# Provided passage start

March 4, 2019

Not Tenkara - Making a Fixed Blade Knife (my first try)

I've always loved knives. Folders, fixed blade, full tang, rat tail tang, flat grind, saber grind, scandi grind, whatever. I love knives. It probable stems from the fact that my mother would never let me use knives, even in scouts. I think she was scared of them. Any knife I received she took away (interestingly enough, she never took my guns away).

My favorite knives are fixed blade, or what my grandpa used to call a "sheath knife".  Grandpa made his own hunting knives, and I have the last one he made.

Grandpa's last knife, with sheath. 

My favorite style of fixed blade is the "bushcraft" knife. It is usually made from high carbon steel, with a scandi grind, and made to take a beating. Bushcraft knives are usually not as long or large as "survival" knives. They are elegant and simple in design with understated curves. I think a well done bushcraft knife is a functional work of art.

In my life of various outdoor pursuits, if I like doing something I usually end up trying to make my own gear. In the 70's (when I was in my teens) I was into archery, so I made my own 70 lb recurve bow. It took me about 6 months. I also made my own bow strings and arrows. I learned to tie flies in the early 70's as well, but I didn't start making my own graphite fly rods until the mid 90's.

# Provided passage end
# Material provided start

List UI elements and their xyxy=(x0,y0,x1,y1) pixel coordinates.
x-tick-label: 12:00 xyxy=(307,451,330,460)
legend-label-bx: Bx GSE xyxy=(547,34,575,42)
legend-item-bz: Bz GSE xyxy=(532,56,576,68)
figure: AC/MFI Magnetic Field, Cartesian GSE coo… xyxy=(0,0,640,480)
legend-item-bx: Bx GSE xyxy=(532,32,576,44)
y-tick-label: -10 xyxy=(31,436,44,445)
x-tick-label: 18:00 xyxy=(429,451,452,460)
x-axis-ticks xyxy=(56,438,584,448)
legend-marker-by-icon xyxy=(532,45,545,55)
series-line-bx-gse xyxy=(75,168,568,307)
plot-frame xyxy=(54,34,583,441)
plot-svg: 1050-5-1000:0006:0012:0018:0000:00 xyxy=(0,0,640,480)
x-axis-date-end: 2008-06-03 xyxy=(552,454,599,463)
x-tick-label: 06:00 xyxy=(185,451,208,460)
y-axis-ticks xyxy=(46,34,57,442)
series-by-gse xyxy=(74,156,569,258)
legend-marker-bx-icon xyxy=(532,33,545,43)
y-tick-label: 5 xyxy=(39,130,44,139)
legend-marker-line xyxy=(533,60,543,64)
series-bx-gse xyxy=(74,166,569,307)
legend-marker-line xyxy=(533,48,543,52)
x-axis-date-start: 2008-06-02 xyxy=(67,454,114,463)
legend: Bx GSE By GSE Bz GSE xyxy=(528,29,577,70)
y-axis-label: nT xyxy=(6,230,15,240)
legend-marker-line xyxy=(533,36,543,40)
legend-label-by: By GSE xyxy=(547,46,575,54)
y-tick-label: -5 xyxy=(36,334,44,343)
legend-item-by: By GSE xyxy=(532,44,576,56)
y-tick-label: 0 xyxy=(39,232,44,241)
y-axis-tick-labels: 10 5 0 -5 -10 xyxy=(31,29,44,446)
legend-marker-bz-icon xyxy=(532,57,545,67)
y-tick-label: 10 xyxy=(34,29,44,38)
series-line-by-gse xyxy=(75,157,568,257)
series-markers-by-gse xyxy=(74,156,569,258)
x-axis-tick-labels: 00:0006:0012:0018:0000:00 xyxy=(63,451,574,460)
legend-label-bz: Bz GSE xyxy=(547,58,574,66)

# Material provided end

### Your tasks
**a)** Repeat the part of the knife-making post that begins at the words "I've always loved" and stops after "one he made.".
**b)** List every type of blade grind named in the knife-making post.
These lines have no connection to the knife-making post.

### Solutions
**a)**
I've always loved knives. Folders, fixed blade, full tang, rat tail tang, flat grind, saber grind, scandi grind, whatever. I love knives. It probable stems from the fact that my mother would never let me use knives, even in scouts. I think she was scared of them. Any knife I received she took away (interestingly enough, she never took my guns away).

My favorite knives are fixed blade, or what my grandpa used to call a "sheath knife".  Grandpa made his own hunting knives, and I have the last one he made.

**b)** flat grind, saber grind, scandi grind